PROBLEM DESCRIPTION -
Copy out all of the material exactly as presented.

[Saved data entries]

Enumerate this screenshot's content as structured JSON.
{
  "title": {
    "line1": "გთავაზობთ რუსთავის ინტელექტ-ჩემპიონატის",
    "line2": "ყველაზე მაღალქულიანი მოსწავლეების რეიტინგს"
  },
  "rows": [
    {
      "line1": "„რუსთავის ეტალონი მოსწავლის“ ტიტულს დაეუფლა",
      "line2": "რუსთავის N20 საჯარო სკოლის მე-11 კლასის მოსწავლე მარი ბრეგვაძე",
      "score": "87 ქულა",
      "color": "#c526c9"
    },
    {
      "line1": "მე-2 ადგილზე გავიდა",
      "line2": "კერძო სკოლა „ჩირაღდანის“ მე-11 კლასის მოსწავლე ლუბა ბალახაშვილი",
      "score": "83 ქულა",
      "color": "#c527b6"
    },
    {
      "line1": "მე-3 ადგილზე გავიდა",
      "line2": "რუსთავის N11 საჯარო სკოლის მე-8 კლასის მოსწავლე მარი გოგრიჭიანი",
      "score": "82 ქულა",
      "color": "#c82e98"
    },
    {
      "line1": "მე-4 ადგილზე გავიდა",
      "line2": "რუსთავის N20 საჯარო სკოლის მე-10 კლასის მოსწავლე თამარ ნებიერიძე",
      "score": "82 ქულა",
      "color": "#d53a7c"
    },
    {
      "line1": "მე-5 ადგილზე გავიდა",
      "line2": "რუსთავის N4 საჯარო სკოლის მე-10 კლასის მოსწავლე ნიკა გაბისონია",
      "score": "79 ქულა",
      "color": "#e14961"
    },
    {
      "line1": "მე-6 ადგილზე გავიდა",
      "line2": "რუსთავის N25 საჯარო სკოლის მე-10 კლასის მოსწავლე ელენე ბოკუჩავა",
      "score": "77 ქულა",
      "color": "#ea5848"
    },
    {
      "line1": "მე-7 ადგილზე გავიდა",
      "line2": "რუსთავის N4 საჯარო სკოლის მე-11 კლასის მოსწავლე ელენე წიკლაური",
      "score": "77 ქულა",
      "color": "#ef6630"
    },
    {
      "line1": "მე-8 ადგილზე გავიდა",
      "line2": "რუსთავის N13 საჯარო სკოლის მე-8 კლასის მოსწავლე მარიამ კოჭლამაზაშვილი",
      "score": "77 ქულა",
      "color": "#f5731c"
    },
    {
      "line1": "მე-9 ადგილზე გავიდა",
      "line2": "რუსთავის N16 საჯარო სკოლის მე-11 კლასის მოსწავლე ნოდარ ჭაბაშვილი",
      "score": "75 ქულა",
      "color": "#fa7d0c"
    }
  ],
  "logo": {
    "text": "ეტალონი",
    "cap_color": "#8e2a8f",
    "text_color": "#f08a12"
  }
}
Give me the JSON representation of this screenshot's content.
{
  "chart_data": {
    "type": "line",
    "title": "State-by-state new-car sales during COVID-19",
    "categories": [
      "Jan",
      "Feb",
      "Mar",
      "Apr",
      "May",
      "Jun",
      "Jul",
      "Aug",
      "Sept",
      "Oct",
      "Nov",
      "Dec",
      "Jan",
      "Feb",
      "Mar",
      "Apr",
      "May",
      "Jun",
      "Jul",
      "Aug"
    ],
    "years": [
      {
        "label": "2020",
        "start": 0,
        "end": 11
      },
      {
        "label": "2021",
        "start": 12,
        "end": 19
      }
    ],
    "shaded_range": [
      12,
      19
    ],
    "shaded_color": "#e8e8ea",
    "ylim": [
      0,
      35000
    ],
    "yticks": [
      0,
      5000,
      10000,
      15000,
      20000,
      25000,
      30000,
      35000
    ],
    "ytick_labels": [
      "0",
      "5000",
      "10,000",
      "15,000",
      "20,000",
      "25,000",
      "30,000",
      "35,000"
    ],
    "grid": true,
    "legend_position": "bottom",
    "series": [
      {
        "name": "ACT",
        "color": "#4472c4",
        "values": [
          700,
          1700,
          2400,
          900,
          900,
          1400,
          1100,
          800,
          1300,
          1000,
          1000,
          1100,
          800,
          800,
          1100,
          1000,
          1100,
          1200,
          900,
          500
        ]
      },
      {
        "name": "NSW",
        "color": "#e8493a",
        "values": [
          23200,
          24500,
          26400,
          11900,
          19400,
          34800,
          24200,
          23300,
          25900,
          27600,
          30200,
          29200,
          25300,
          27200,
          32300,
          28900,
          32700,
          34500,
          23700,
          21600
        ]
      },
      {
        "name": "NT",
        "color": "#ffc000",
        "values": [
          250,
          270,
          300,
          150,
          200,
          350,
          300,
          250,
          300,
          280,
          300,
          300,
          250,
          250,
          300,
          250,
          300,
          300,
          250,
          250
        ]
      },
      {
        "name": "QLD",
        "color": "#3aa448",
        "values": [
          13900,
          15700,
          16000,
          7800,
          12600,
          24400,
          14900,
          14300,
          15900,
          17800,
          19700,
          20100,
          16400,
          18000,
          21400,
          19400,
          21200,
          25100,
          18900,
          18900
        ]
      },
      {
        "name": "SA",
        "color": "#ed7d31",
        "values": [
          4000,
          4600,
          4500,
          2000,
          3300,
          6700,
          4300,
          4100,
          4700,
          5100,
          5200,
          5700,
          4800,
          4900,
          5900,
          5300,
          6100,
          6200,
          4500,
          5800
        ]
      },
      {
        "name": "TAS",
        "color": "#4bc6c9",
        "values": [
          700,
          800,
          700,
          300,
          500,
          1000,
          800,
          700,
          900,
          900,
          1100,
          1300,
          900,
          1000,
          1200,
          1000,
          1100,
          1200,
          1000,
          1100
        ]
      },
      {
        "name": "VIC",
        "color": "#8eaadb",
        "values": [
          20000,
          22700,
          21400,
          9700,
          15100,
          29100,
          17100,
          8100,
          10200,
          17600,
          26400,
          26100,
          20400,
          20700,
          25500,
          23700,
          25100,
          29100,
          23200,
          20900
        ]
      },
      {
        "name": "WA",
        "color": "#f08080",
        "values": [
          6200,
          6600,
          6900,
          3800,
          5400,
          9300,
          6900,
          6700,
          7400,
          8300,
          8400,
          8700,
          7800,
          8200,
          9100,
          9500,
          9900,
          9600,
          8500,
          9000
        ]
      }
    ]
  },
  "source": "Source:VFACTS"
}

EXERCISE RESPONSE -
Enumerate this screenshot's content as structured JSON.
{
  "title": {
    "line1": "გთავაზობთ რუსთავის ინტელექტ-ჩემპიონატის",
    "line2": "ყველაზე მაღალქულიანი მოსწავლეების რეიტინგს"
  },
  "rows": [
    {
      "line1": "„რუსთავის ეტალონი მოსწავლის“ ტიტულს დაეუფლა",
      "line2": "რუსთავის N20 საჯარო სკოლის მე-11 კლასის მოსწავლე მარი ბრეგვაძე",
      "score": "87 ქულა",
      "color": "#c526c9"
    },
    {
      "line1": "მე-2 ადგილზე გავიდა",
      "line2": "კერძო სკოლა „ჩირაღდანის“ მე-11 კლასის მოსწავლე ლუბა ბალახაშვილი",
      "score": "83 ქულა",
      "color": "#c527b6"
    },
    {
      "line1": "მე-3 ადგილზე გავიდა",
      "line2": "რუსთავის N11 საჯარო სკოლის მე-8 კლასის მოსწავლე მარი გოგრიჭიანი",
      "score": "82 ქულა",
      "color": "#c82e98"
    },
    {
      "line1": "მე-4 ადგილზე გავიდა",
      "line2": "რუსთავის N20 საჯარო სკოლის მე-10 კლასის მოსწავლე თამარ ნებიერიძე",
      "score": "82 ქულა",
      "color": "#d53a7c"
    },
    {
      "line1": "მე-5 ადგილზე გავიდა",
      "line2": "რუსთავის N4 საჯარო სკოლის მე-10 კლასის მოსწავლე ნიკა გაბისონია",
      "score": "79 ქულა",
      "color": "#e14961"
    },
    {
      "line1": "მე-6 ადგილზე გავიდა",
      "line2": "რუსთავის N25 საჯარო სკოლის მე-10 კლასის მოსწავლე ელენე ბოკუჩავა",
      "score": "77 ქულა",
      "color": "#ea5848"
    },
    {
      "line1": "მე-7 ადგილზე გავიდა",
      "line2": "რუსთავის N4 საჯარო სკოლის მე-11 კლასის მოსწავლე ელენე წიკლაური",
      "score": "77 ქულა",
      "color": "#ef6630"
    },
    {
      "line1": "მე-8 ადგილზე გავიდა",
      "line2": "რუსთავის N13 საჯარო სკოლის მე-8 კლასის მოსწავლე მარიამ კოჭლამაზაშვილი",
      "score": "77 ქულა",
      "color": "#f5731c"
    },
    {
      "line1": "მე-9 ადგილზე გავიდა",
      "line2": "რუსთავის N16 საჯარო სკოლის მე-11 კლასის მოსწავლე ნოდარ ჭაბაშვილი",
      "score": "75 ქულა",
      "color": "#fa7d0c"
    }
  ],
  "logo": {
    "text": "ეტალონი",
    "cap_color": "#8e2a8f",
    "text_color": "#f08a12"
  }
}
Give me the JSON representation of this screenshot's content.
{
  "chart_data": {
    "type": "line",
    "title": "State-by-state new-car sales during COVID-19",
    "categories": [
      "Jan",
      "Feb",
      "Mar",
      "Apr",
      "May",
      "Jun",
      "Jul",
      "Aug",
      "Sept",
      "Oct",
      "Nov",
      "Dec",
      "Jan",
      "Feb",
      "Mar",
      "Apr",
      "May",
      "Jun",
      "Jul",
      "Aug"
    ],
    "years": [
      {
        "label": "2020",
        "start": 0,
        "end": 11
      },
      {
        "label": "2021",
        "start": 12,
        "end": 19
      }
    ],
    "shaded_range": [
      12,
      19
    ],
    "shaded_color": "#e8e8ea",
    "ylim": [
      0,
      35000
    ],
    "yticks": [
      0,
      5000,
      10000,
      15000,
      20000,
      25000,
      30000,
      35000
    ],
    "ytick_labels": [
      "0",
      "5000",
      "10,000",
      "15,000",
      "20,000",
      "25,000",
      "30,000",
      "35,000"
    ],
    "grid": true,
    "legend_position": "bottom",
    "series": [
      {
        "name": "ACT",
        "color": "#4472c4",
        "values": [
          700,
          1700,
          2400,
          900,
          900,
          1400,
          1100,
          800,
          1300,
          1000,
          1000,
          1100,
          800,
          800,
          1100,
          1000,
          1100,
          1200,
          900,
          500
        ]
      },
      {
        "name": "NSW",
        "color": "#e8493a",
        "values": [
          23200,
          24500,
          26400,
          11900,
          19400,
          34800,
          24200,
          23300,
          25900,
          27600,
          30200,
          29200,
          25300,
          27200,
          32300,
          28900,
          32700,
          34500,
          23700,
          21600
        ]
      },
      {
        "name": "NT",
        "color": "#ffc000",
        "values": [
          250,
          270,
          300,
          150,
          200,
          350,
          300,
          250,
          300,
          280,
          300,
          300,
          250,
          250,
          300,
          250,
          300,
          300,
          250,
          250
        ]
      },
      {
        "name": "QLD",
        "color": "#3aa448",
        "values": [
          13900,
          15700,
          16000,
          7800,
          12600,
          24400,
          14900,
          14300,
          15900,
          17800,
          19700,
          20100,
          16400,
          18000,
          21400,
          19400,
          21200,
          25100,
          18900,
          18900
        ]
      },
      {
        "name": "SA",
        "color": "#ed7d31",
        "values": [
          4000,
          4600,
          4500,
          2000,
          3300,
          6700,
          4300,
          4100,
          4700,
          5100,
          5200,
          5700,
          4800,
          4900,
          5900,
          5300,
          6100,
          6200,
          4500,
          5800
        ]
      },
      {
        "name": "TAS",
        "color": "#4bc6c9",
        "values": [
          700,
          800,
          700,
          300,
          500,
          1000,
          800,
          700,
          900,
          900,
          1100,
          1300,
          900,
          1000,
          1200,
          1000,
          1100,
          1200,
          1000,
          1100
        ]
      },
      {
        "name": "VIC",
        "color": "#8eaadb",
        "values": [
          20000,
          22700,
          21400,
          9700,
          15100,
          29100,
          17100,
          8100,
          10200,
          17600,
          26400,
          26100,
          20400,
          20700,
          25500,
          23700,
          25100,
          29100,
          23200,
          20900
        ]
      },
      {
        "name": "WA",
        "color": "#f08080",
        "values": [
          6200,
          6600,
          6900,
          3800,
          5400,
          9300,
          6900,
          6700,
          7400,
          8300,
          8400,
          8700,
          7800,
          8200,
          9100,
          9500,
          9900,
          9600,
          8500,
          9000
        ]
      }
    ]
  },
  "source": "Source:VFACTS"
}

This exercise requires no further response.